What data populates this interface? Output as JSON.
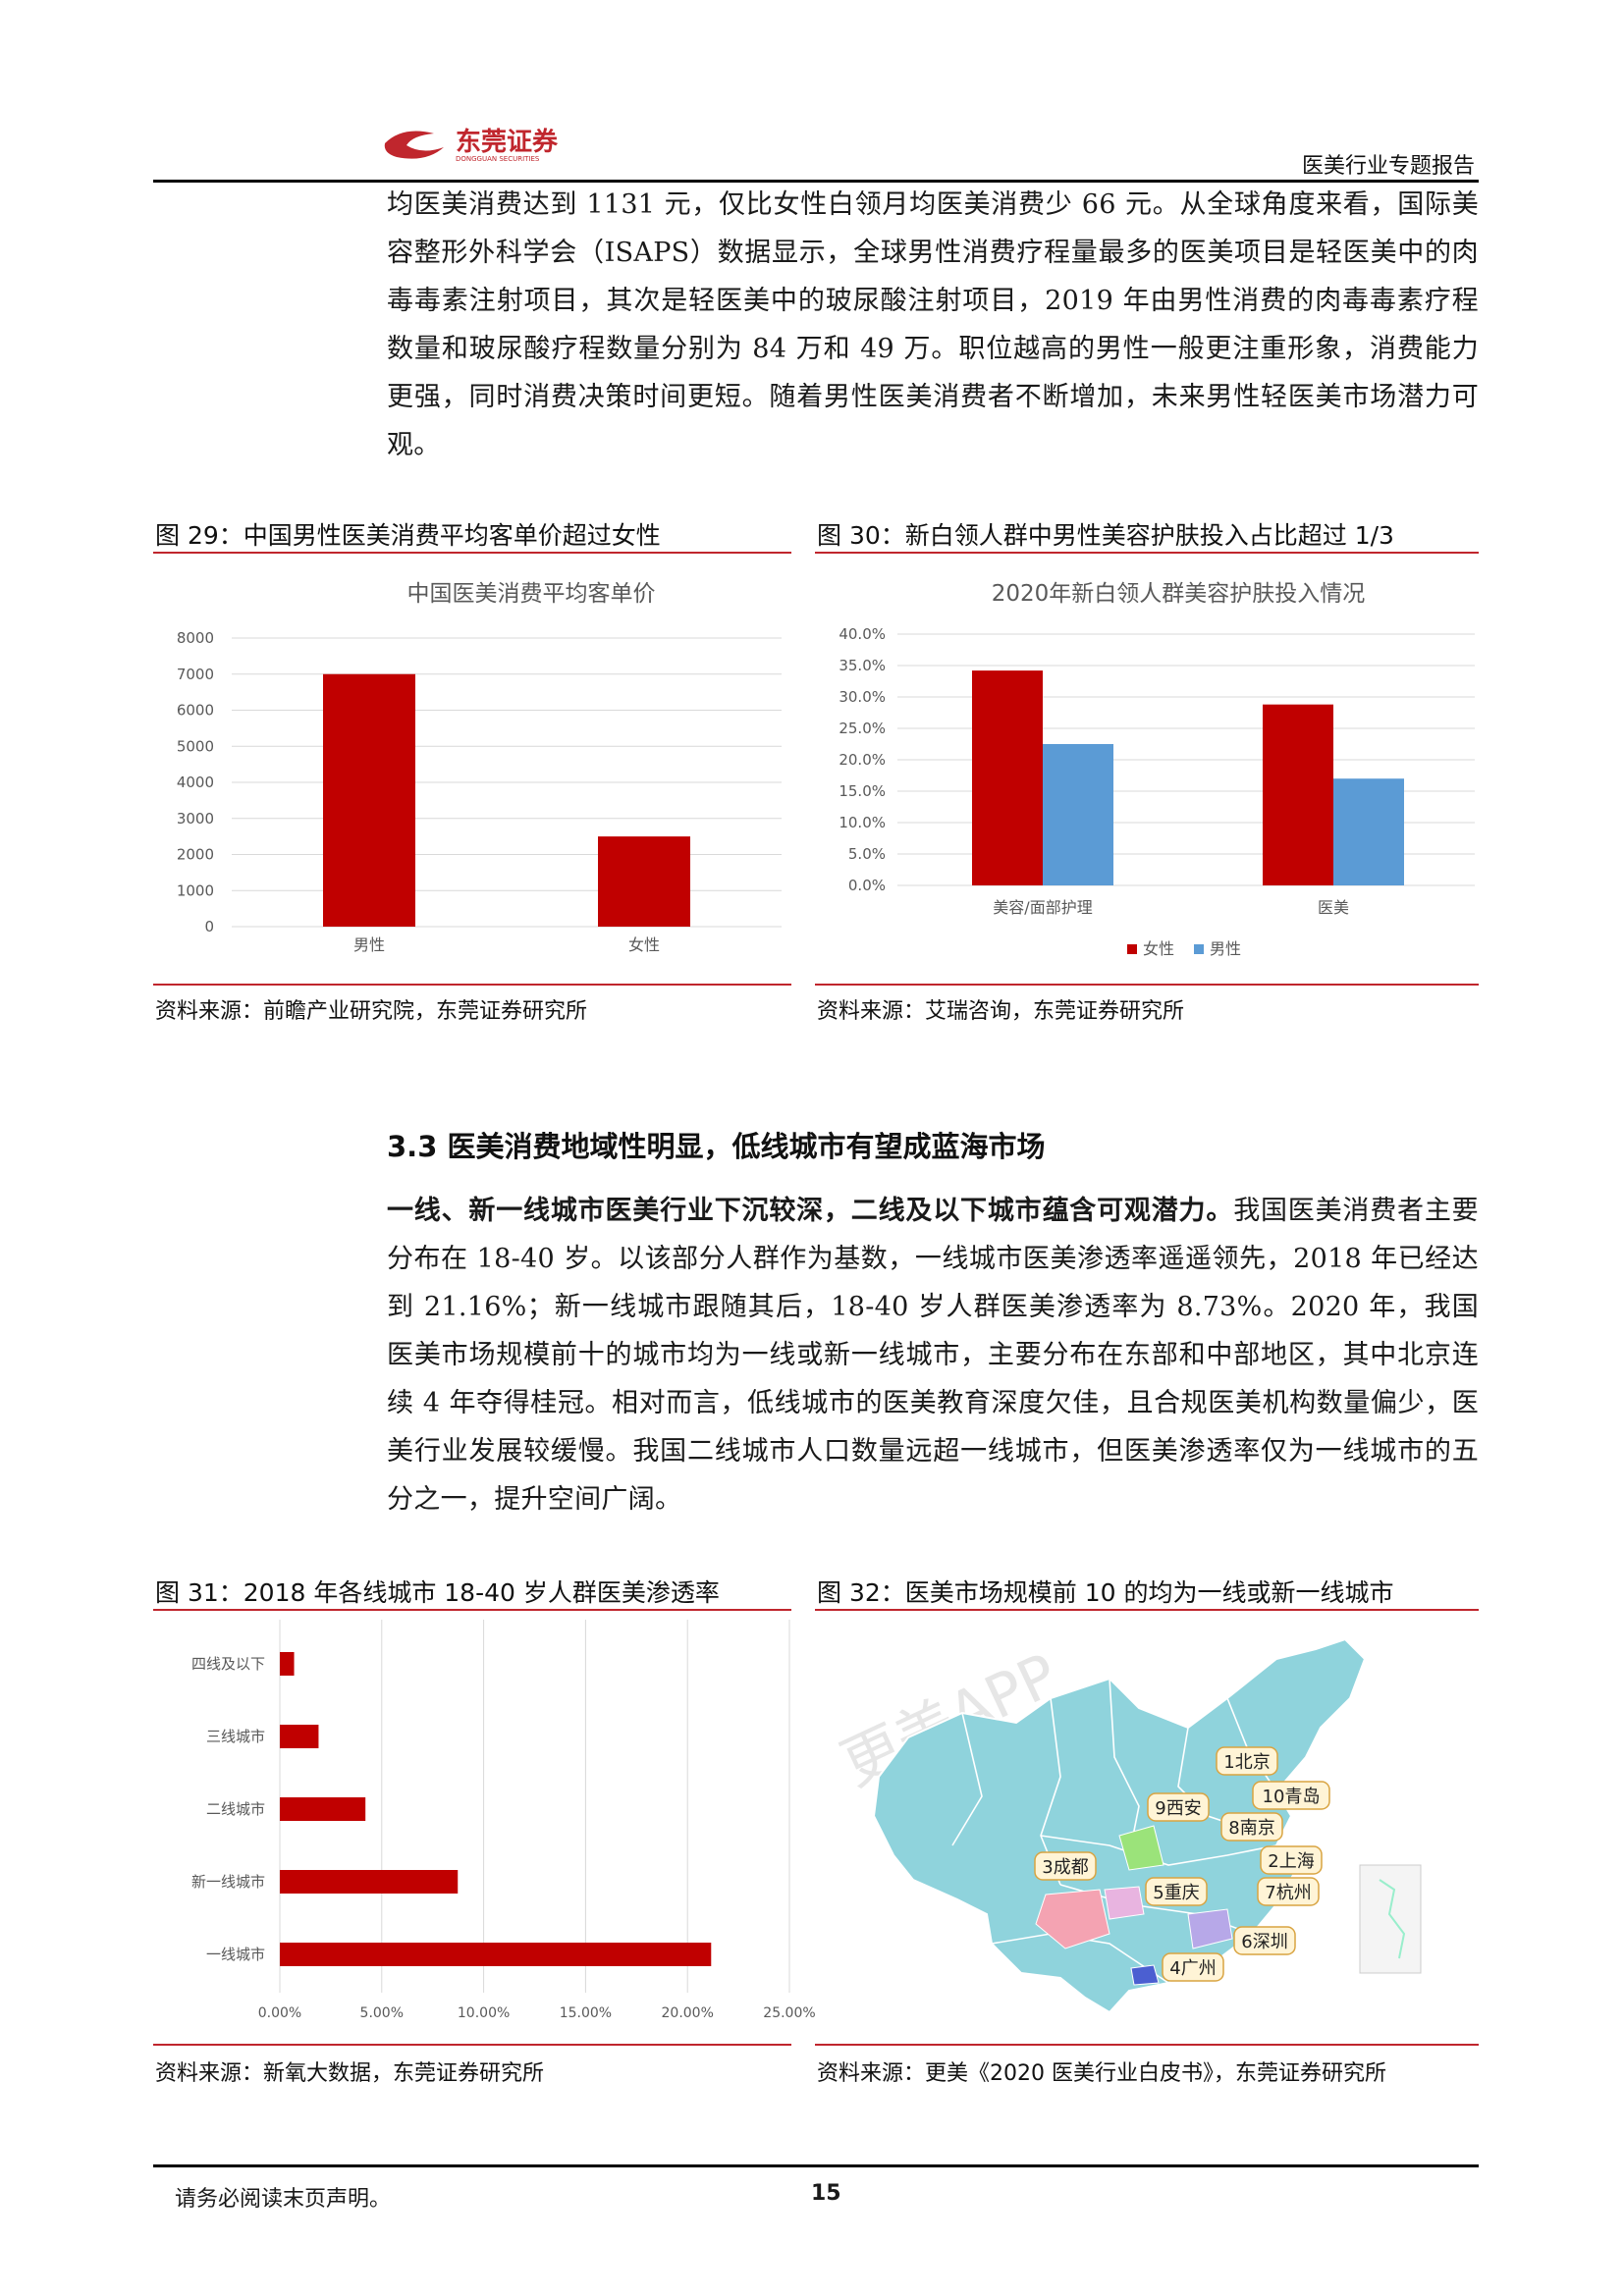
{
  "header": {
    "logo_cn": "东莞证券",
    "logo_en": "DONGGUAN SECURITIES",
    "report_name": "医美行业专题报告"
  },
  "paragraph1": "均医美消费达到 1131 元，仅比女性白领月均医美消费少 66 元。从全球角度来看，国际美容整形外科学会（ISAPS）数据显示，全球男性消费疗程量最多的医美项目是轻医美中的肉毒毒素注射项目，其次是轻医美中的玻尿酸注射项目，2019 年由男性消费的肉毒毒素疗程数量和玻尿酸疗程数量分别为 84 万和 49 万。职位越高的男性一般更注重形象，消费能力更强，同时消费决策时间更短。随着男性医美消费者不断增加，未来男性轻医美市场潜力可观。",
  "figure29": {
    "title": "图 29：中国男性医美消费平均客单价超过女性",
    "source": "资料来源：前瞻产业研究院，东莞证券研究所"
  },
  "figure30": {
    "title": "图 30：新白领人群中男性美容护肤投入占比超过 1/3",
    "source": "资料来源：艾瑞咨询，东莞证券研究所"
  },
  "section": {
    "heading": "3.3 医美消费地域性明显，低线城市有望成蓝海市场",
    "lead_bold": "一线、新一线城市医美行业下沉较深，二线及以下城市蕴含可观潜力。",
    "body": "我国医美消费者主要分布在 18-40 岁。以该部分人群作为基数，一线城市医美渗透率遥遥领先，2018 年已经达到 21.16%；新一线城市跟随其后，18-40 岁人群医美渗透率为 8.73%。2020 年，我国医美市场规模前十的城市均为一线或新一线城市，主要分布在东部和中部地区，其中北京连续 4 年夺得桂冠。相对而言，低线城市的医美教育深度欠佳，且合规医美机构数量偏少，医美行业发展较缓慢。我国二线城市人口数量远超一线城市，但医美渗透率仅为一线城市的五分之一，提升空间广阔。"
  },
  "figure31": {
    "title": "图 31：2018 年各线城市 18-40 岁人群医美渗透率",
    "source": "资料来源：新氧大数据，东莞证券研究所"
  },
  "figure32": {
    "title": "图 32：医美市场规模前 10 的均为一线或新一线城市",
    "source": "资料来源：更美《2020 医美行业白皮书》，东莞证券研究所",
    "watermark": "更美APP",
    "cities": [
      "1北京",
      "10青岛",
      "9西安",
      "8南京",
      "3成都",
      "5重庆",
      "2上海",
      "7杭州",
      "6深圳",
      "4广州"
    ],
    "colors": {
      "land": "#8fd3dc",
      "border": "#ffffff",
      "label_fill": "#fff4d6",
      "label_stroke": "#d9a441"
    }
  },
  "footer": {
    "note": "请务必阅读末页声明。",
    "page_number": "15"
  },
  "colors": {
    "red": "#c00000",
    "blue": "#5b9bd5",
    "rule": "#c0262d"
  },
  "chart_data": [
    {
      "type": "bar",
      "title": "中国医美消费平均客单价",
      "categories": [
        "男性",
        "女性"
      ],
      "values": [
        7000,
        2500
      ],
      "ylim": [
        0,
        8000
      ],
      "yticks": [
        "0",
        "1000",
        "2000",
        "3000",
        "4000",
        "5000",
        "6000",
        "7000",
        "8000"
      ],
      "grid": true,
      "color": "#c00000"
    },
    {
      "type": "bar",
      "title": "2020年新白领人群美容护肤投入情况",
      "categories": [
        "美容/面部护理",
        "医美"
      ],
      "series": [
        {
          "name": "女性",
          "values": [
            34.2,
            28.8
          ],
          "color": "#c00000"
        },
        {
          "name": "男性",
          "values": [
            22.5,
            17.0
          ],
          "color": "#5b9bd5"
        }
      ],
      "ylim": [
        0,
        40
      ],
      "yticks": [
        "0.0%",
        "5.0%",
        "10.0%",
        "15.0%",
        "20.0%",
        "25.0%",
        "30.0%",
        "35.0%",
        "40.0%"
      ],
      "grid": true,
      "legend": "bottom"
    },
    {
      "type": "bar",
      "orientation": "horizontal",
      "categories": [
        "四线及以下",
        "三线城市",
        "二线城市",
        "新一线城市",
        "一线城市"
      ],
      "values": [
        0.7,
        1.9,
        4.2,
        8.73,
        21.16
      ],
      "xlim": [
        0,
        25
      ],
      "xticks": [
        "0.00%",
        "5.00%",
        "10.00%",
        "15.00%",
        "20.00%",
        "25.00%"
      ],
      "grid": true,
      "color": "#c00000"
    }
  ]
}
★ ★ ★
> _What to do_
Reply with the number of lines in the material above that contain "source", and nothing more.

> _Result of the task_
4